§ **WHAT YOU NEED TO DO**
Establish how many lines below contain the string "pixel". Respond with that number alone.

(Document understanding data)
-*-
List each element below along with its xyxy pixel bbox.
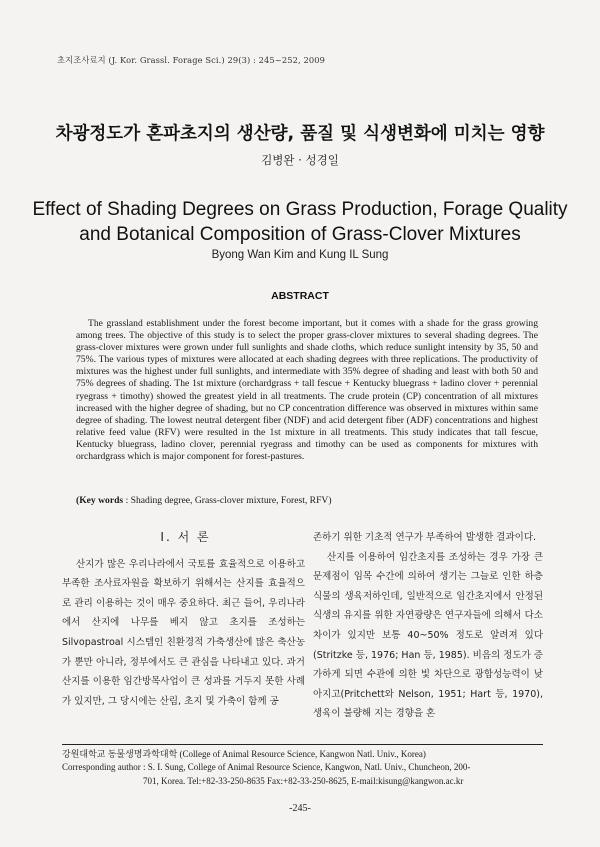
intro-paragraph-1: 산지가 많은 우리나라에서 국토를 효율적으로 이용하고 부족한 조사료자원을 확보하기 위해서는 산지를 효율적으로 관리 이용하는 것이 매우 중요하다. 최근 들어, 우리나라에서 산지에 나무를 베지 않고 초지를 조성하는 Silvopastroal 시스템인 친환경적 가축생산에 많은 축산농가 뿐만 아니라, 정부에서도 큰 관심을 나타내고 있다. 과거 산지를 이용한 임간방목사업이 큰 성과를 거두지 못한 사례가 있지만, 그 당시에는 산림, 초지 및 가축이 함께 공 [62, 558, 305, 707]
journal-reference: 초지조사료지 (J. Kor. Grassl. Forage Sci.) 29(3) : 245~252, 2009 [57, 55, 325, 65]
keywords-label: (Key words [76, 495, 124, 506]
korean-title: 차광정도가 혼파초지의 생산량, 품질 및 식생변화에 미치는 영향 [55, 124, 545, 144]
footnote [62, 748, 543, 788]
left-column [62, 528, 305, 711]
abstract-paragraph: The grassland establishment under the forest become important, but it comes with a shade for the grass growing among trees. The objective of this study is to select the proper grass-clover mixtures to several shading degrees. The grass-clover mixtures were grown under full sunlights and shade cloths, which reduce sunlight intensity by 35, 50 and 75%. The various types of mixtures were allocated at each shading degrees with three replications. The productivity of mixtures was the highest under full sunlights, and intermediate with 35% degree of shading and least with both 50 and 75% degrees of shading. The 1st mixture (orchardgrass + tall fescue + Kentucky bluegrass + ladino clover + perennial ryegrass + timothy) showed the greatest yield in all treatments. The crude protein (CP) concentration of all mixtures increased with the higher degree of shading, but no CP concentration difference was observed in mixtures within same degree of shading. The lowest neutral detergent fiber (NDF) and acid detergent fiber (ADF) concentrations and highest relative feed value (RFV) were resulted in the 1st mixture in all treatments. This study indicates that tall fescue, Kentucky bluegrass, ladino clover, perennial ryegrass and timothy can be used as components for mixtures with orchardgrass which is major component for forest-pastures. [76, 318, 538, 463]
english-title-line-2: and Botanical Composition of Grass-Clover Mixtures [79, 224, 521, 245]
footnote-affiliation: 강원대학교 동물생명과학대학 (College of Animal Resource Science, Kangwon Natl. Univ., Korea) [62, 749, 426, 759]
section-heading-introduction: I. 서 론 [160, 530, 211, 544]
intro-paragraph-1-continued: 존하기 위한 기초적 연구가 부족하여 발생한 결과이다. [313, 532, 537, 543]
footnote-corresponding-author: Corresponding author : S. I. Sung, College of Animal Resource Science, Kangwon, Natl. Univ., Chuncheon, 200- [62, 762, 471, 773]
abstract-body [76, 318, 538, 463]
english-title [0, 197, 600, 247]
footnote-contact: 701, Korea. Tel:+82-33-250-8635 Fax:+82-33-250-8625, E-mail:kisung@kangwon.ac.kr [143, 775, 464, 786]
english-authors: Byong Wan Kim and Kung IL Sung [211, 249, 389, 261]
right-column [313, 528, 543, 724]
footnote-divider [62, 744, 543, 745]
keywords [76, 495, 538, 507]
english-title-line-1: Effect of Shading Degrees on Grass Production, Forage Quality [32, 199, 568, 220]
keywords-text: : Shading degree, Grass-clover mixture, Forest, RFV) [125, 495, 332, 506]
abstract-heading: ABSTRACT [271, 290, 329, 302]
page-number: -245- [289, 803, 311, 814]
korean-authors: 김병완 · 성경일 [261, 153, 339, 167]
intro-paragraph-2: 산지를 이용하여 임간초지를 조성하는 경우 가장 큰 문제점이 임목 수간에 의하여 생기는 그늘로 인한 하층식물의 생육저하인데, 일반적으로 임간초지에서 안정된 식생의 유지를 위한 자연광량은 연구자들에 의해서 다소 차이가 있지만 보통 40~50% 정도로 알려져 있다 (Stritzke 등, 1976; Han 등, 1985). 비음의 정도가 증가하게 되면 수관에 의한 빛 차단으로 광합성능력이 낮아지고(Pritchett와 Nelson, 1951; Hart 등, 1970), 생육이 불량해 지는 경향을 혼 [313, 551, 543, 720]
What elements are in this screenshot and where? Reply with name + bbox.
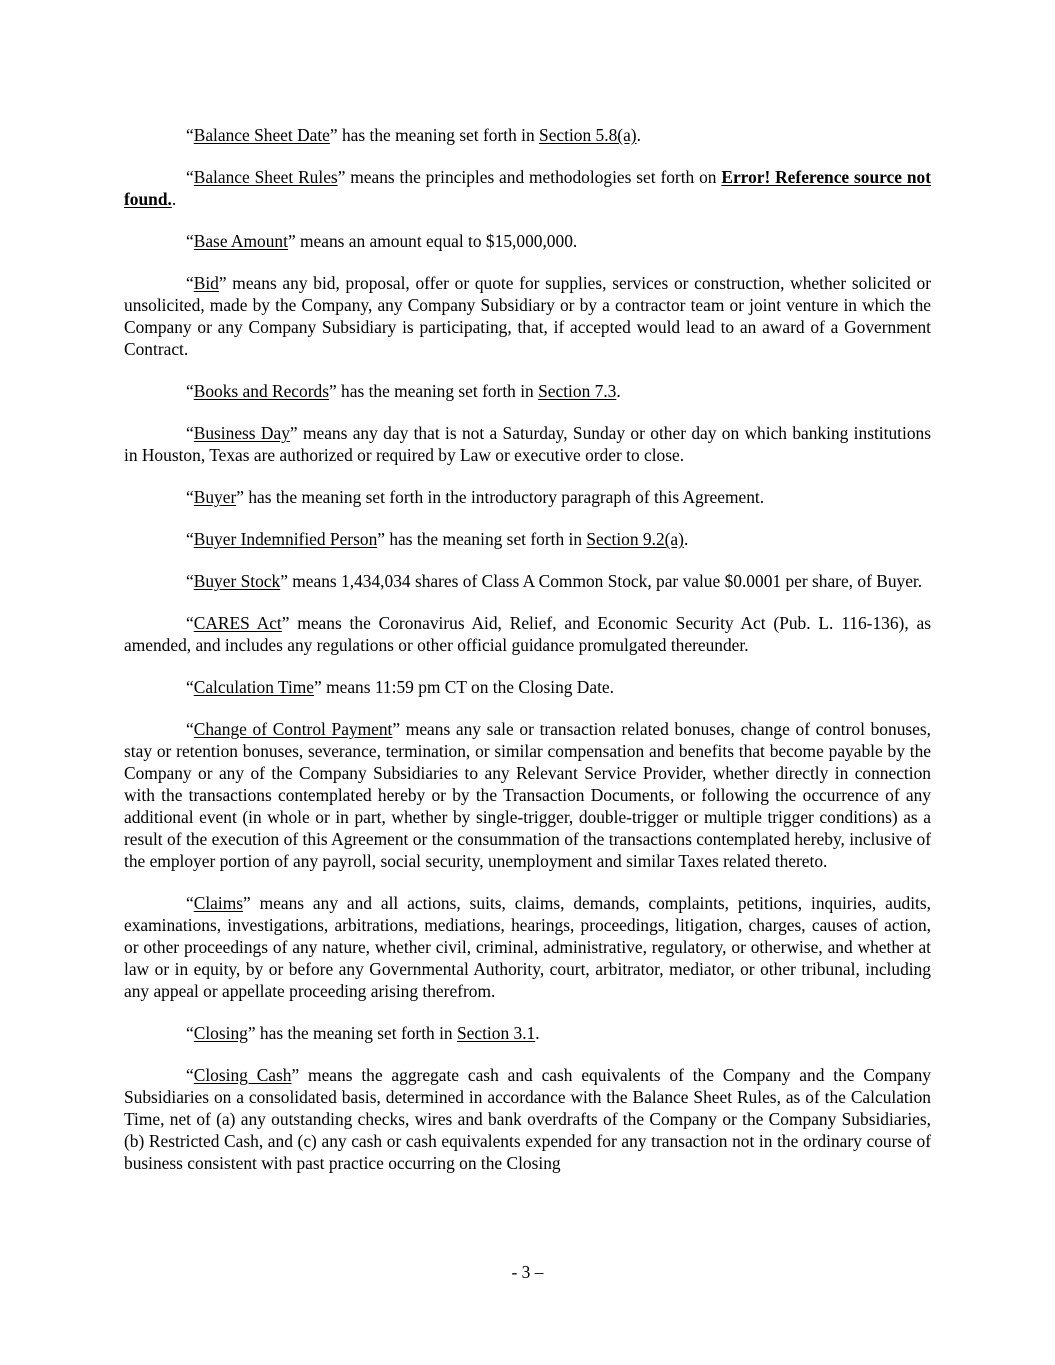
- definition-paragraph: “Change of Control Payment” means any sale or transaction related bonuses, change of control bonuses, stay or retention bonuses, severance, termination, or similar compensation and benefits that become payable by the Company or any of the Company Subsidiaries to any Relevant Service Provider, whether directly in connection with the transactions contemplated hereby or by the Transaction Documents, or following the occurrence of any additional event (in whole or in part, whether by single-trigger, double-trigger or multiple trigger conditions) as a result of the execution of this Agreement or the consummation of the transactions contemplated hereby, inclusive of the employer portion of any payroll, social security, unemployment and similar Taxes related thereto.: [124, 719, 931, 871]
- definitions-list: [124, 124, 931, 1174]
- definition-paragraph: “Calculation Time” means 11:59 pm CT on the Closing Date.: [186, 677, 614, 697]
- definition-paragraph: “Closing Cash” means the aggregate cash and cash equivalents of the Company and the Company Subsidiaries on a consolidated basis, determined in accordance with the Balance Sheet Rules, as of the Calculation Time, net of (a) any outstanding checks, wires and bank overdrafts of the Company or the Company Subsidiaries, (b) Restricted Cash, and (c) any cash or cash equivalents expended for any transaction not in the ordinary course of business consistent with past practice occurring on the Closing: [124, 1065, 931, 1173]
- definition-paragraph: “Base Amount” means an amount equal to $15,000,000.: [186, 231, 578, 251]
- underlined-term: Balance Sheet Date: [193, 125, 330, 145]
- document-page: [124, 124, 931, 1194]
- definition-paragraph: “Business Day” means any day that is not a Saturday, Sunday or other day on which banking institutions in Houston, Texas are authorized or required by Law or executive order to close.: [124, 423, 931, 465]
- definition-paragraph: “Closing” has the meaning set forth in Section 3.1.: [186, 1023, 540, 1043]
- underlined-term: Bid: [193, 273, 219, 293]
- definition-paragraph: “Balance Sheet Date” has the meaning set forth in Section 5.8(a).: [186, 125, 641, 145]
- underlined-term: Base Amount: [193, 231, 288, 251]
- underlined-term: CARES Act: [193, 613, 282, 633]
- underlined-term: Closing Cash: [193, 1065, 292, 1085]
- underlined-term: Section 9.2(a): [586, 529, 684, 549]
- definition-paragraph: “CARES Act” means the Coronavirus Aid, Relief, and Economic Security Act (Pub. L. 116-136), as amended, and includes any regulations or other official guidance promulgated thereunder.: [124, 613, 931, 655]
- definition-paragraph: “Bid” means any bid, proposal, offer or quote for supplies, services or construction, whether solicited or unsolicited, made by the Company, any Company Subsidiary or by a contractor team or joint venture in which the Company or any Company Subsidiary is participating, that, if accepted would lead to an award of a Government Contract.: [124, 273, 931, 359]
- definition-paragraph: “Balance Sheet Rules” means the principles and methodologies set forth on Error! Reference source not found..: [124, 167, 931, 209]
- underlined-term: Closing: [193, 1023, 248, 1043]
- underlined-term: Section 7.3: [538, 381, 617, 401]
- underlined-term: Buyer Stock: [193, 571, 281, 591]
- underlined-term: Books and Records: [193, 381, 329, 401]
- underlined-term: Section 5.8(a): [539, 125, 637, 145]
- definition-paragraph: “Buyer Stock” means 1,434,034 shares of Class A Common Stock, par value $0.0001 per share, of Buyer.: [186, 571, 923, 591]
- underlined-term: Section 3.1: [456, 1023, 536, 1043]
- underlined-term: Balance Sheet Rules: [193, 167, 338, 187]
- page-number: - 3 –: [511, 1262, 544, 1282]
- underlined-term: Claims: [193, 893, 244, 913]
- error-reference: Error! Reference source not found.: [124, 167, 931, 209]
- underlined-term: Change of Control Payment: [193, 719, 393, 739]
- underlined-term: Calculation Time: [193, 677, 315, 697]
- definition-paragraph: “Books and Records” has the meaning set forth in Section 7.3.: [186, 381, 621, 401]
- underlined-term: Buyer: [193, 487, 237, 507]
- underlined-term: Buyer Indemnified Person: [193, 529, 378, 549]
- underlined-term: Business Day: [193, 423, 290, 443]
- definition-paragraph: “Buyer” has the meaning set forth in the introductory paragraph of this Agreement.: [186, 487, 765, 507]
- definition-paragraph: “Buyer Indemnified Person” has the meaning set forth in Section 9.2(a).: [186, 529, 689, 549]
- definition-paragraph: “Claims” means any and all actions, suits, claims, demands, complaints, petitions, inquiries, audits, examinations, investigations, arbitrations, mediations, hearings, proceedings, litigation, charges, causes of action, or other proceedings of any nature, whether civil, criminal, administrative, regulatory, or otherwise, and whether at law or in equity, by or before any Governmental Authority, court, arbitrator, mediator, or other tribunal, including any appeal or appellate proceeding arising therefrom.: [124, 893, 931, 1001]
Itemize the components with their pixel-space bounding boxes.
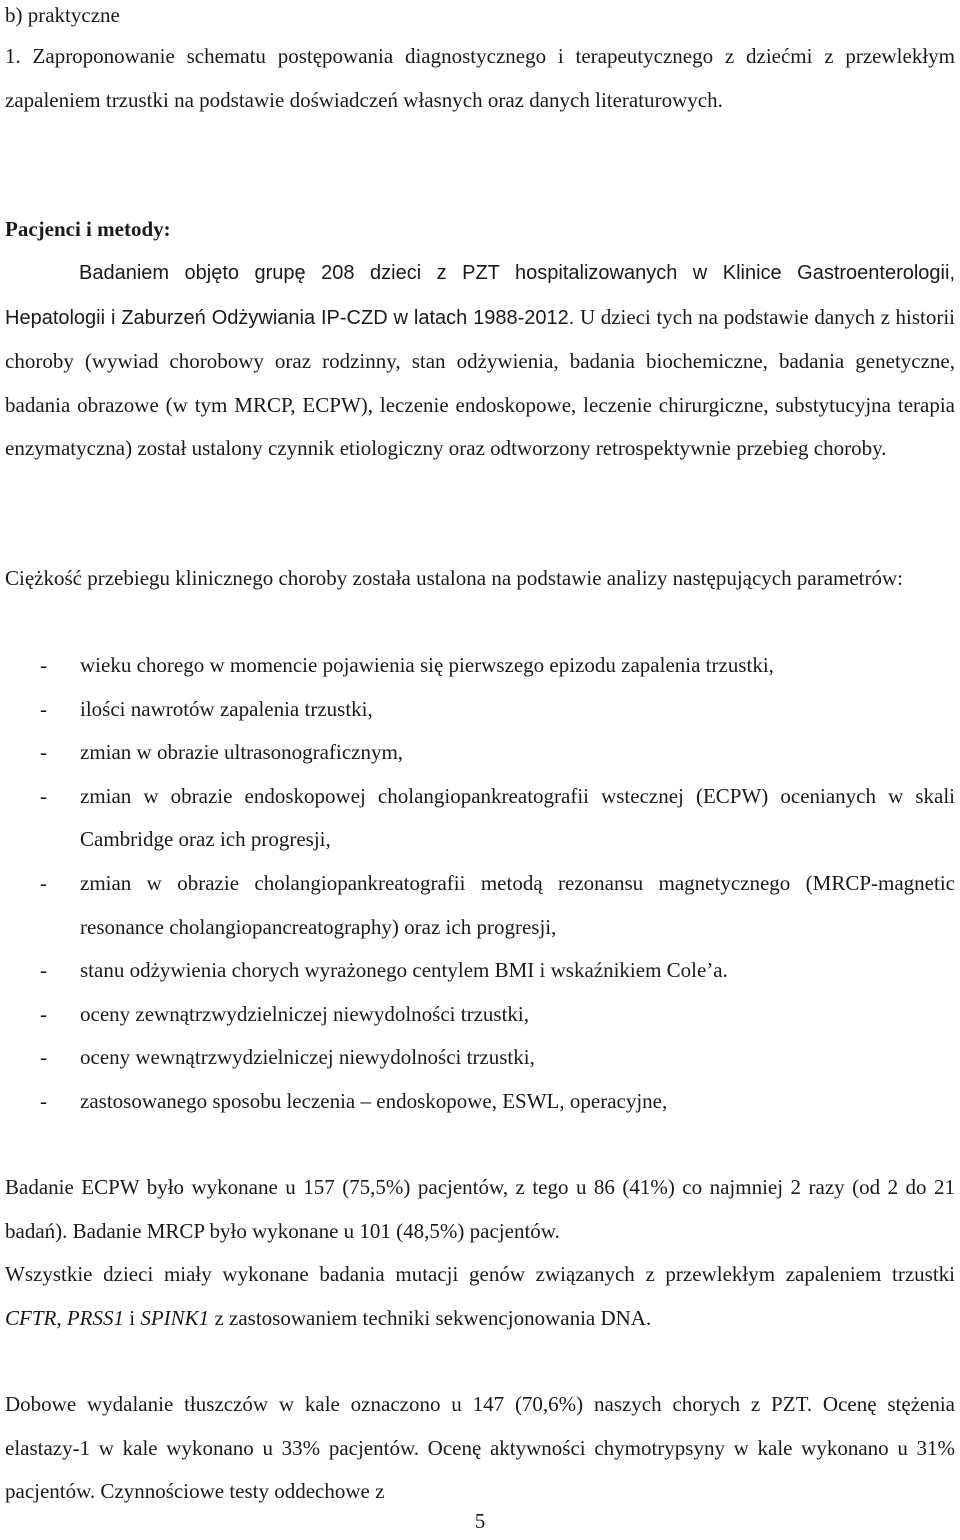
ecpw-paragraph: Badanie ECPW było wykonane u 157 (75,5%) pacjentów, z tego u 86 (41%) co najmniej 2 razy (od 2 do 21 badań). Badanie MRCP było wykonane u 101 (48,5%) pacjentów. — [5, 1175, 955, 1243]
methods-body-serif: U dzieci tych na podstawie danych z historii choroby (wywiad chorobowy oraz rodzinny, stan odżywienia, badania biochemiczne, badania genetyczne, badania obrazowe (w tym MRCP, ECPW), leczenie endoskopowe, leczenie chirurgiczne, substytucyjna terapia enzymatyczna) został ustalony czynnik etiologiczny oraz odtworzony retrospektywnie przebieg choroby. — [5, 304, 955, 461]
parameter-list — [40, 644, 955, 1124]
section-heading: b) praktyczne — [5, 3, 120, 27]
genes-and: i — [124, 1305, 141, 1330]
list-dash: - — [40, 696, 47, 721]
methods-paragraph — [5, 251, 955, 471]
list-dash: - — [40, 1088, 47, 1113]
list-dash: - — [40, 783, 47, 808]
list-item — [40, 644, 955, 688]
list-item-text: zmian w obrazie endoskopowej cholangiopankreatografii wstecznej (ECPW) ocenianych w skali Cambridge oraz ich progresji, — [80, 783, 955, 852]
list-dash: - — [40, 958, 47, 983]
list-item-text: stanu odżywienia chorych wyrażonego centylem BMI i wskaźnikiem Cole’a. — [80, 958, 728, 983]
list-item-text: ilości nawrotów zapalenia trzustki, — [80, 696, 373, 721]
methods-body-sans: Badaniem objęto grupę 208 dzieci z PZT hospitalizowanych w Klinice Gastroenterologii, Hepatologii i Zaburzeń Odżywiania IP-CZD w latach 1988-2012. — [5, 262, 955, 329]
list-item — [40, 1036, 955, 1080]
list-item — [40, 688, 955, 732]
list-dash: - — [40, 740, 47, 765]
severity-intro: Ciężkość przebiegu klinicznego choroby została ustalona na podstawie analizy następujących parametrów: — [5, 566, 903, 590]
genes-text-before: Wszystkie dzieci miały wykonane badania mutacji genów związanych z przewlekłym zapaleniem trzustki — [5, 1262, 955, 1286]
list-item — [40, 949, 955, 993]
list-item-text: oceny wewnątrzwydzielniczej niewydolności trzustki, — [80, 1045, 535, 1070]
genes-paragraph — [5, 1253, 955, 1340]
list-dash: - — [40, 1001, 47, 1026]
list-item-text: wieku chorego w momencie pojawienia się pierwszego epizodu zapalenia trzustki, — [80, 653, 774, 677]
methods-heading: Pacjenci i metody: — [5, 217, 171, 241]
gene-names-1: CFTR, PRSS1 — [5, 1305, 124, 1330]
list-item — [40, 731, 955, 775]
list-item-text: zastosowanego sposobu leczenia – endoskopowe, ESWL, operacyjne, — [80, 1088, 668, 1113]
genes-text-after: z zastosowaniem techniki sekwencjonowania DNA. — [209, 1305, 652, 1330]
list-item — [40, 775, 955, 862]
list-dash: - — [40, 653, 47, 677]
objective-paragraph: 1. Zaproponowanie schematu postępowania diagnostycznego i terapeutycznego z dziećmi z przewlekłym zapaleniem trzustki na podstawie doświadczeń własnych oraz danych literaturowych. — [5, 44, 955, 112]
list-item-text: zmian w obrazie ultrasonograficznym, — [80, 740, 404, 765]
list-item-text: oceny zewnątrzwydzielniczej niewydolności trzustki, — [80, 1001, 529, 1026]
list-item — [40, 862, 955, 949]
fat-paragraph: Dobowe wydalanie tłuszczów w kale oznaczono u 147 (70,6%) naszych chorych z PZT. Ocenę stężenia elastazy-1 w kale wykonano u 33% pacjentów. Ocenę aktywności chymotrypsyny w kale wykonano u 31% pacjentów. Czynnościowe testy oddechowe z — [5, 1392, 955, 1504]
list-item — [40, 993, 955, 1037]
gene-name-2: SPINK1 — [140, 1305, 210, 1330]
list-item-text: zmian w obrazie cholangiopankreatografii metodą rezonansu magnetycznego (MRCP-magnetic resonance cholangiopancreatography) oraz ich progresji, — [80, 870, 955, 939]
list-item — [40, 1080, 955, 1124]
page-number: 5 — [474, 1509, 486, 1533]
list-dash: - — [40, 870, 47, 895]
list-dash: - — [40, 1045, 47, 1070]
-*-
§ **SOLUTION BELOW**
2